++++ DATA RECORDS ++++

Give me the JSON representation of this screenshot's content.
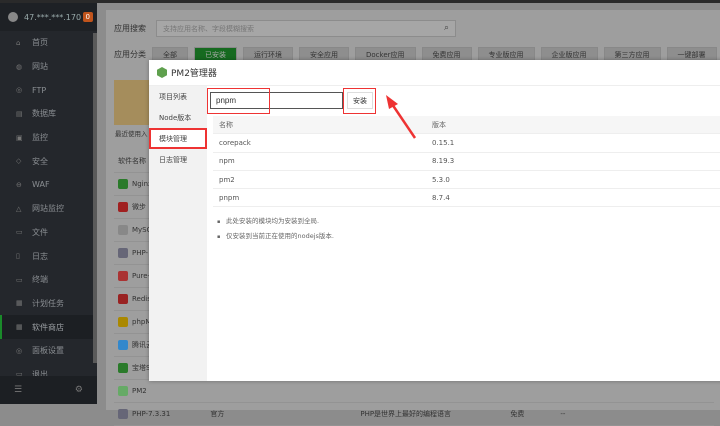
{
  "host": {
    "ip": "47.***.***.170",
    "badge": "0"
  },
  "sidebar": {
    "items": [
      {
        "label": "首页",
        "icon": "home-icon"
      },
      {
        "label": "网站",
        "icon": "globe-icon"
      },
      {
        "label": "FTP",
        "icon": "ftp-icon"
      },
      {
        "label": "数据库",
        "icon": "database-icon"
      },
      {
        "label": "监控",
        "icon": "monitor-icon"
      },
      {
        "label": "安全",
        "icon": "shield-icon"
      },
      {
        "label": "WAF",
        "icon": "waf-icon"
      },
      {
        "label": "网站监控",
        "icon": "chart-icon"
      },
      {
        "label": "文件",
        "icon": "folder-icon"
      },
      {
        "label": "日志",
        "icon": "log-icon"
      },
      {
        "label": "终端",
        "icon": "terminal-icon"
      },
      {
        "label": "计划任务",
        "icon": "calendar-icon"
      },
      {
        "label": "软件商店",
        "icon": "grid-icon",
        "active": true
      },
      {
        "label": "面板设置",
        "icon": "settings-icon"
      },
      {
        "label": "退出",
        "icon": "logout-icon"
      }
    ]
  },
  "main": {
    "search_label": "应用搜索",
    "search_placeholder": "支持应用名称、字段模糊搜索",
    "category_label": "应用分类",
    "categories": [
      "全部",
      "已安装",
      "运行环境",
      "安全应用",
      "Docker应用",
      "免费应用",
      "专业版应用",
      "企业版应用",
      "第三方应用",
      "一键部署"
    ],
    "active_category": "已安装",
    "recent_label": "最近使用入",
    "table_header": "软件名称",
    "bg_rows": [
      "Nginx",
      "微步",
      "MySQL",
      "PHP-",
      "Pure-",
      "Redis",
      "phpM",
      "腾讯云",
      "宝塔S",
      "PM2",
      "PHP-7.3.31"
    ],
    "last_row": {
      "type": "官方",
      "desc": "PHP是世界上最好的编程语言",
      "price": "免费",
      "expire": "--"
    }
  },
  "modal": {
    "title": "PM2管理器",
    "tabs": [
      "项目列表",
      "Node版本",
      "模块管理",
      "日志管理"
    ],
    "active_tab": "模块管理",
    "input_value": "pnpm",
    "install_label": "安装",
    "columns": [
      "名称",
      "版本"
    ],
    "rows": [
      [
        "corepack",
        "0.15.1"
      ],
      [
        "npm",
        "8.19.3"
      ],
      [
        "pm2",
        "5.3.0"
      ],
      [
        "pnpm",
        "8.7.4"
      ]
    ],
    "notes": [
      "此处安装的模块均为安装到全局.",
      "仅安装到当前正在使用的nodejs版本."
    ]
  },
  "colors": {
    "accent": "#20a53a",
    "highlight": "#e33333"
  }
}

++++

[YOUR OBJECTIVE]:
Omit every picture, and otherwise quote the entries exactly.

[RESULT]:
Give me the JSON representation of this screenshot's content.
{
  "host": {
    "ip": "47.***.***.170",
    "badge": "0"
  },
  "sidebar": {
    "items": [
      {
        "label": "首页",
        "icon": "home-icon"
      },
      {
        "label": "网站",
        "icon": "globe-icon"
      },
      {
        "label": "FTP",
        "icon": "ftp-icon"
      },
      {
        "label": "数据库",
        "icon": "database-icon"
      },
      {
        "label": "监控",
        "icon": "monitor-icon"
      },
      {
        "label": "安全",
        "icon": "shield-icon"
      },
      {
        "label": "WAF",
        "icon": "waf-icon"
      },
      {
        "label": "网站监控",
        "icon": "chart-icon"
      },
      {
        "label": "文件",
        "icon": "folder-icon"
      },
      {
        "label": "日志",
        "icon": "log-icon"
      },
      {
        "label": "终端",
        "icon": "terminal-icon"
      },
      {
        "label": "计划任务",
        "icon": "calendar-icon"
      },
      {
        "label": "软件商店",
        "icon": "grid-icon",
        "active": true
      },
      {
        "label": "面板设置",
        "icon": "settings-icon"
      },
      {
        "label": "退出",
        "icon": "logout-icon"
      }
    ]
  },
  "main": {
    "search_label": "应用搜索",
    "search_placeholder": "支持应用名称、字段模糊搜索",
    "category_label": "应用分类",
    "categories": [
      "全部",
      "已安装",
      "运行环境",
      "安全应用",
      "Docker应用",
      "免费应用",
      "专业版应用",
      "企业版应用",
      "第三方应用",
      "一键部署"
    ],
    "active_category": "已安装",
    "recent_label": "最近使用入",
    "table_header": "软件名称",
    "bg_rows": [
      "Nginx",
      "微步",
      "MySQL",
      "PHP-",
      "Pure-",
      "Redis",
      "phpM",
      "腾讯云",
      "宝塔S",
      "PM2",
      "PHP-7.3.31"
    ],
    "last_row": {
      "type": "官方",
      "desc": "PHP是世界上最好的编程语言",
      "price": "免费",
      "expire": "--"
    }
  },
  "modal": {
    "title": "PM2管理器",
    "tabs": [
      "项目列表",
      "Node版本",
      "模块管理",
      "日志管理"
    ],
    "active_tab": "模块管理",
    "input_value": "pnpm",
    "install_label": "安装",
    "columns": [
      "名称",
      "版本"
    ],
    "rows": [
      [
        "corepack",
        "0.15.1"
      ],
      [
        "npm",
        "8.19.3"
      ],
      [
        "pm2",
        "5.3.0"
      ],
      [
        "pnpm",
        "8.7.4"
      ]
    ],
    "notes": [
      "此处安装的模块均为安装到全局.",
      "仅安装到当前正在使用的nodejs版本."
    ]
  },
  "colors": {
    "accent": "#20a53a",
    "highlight": "#e33333"
  }
}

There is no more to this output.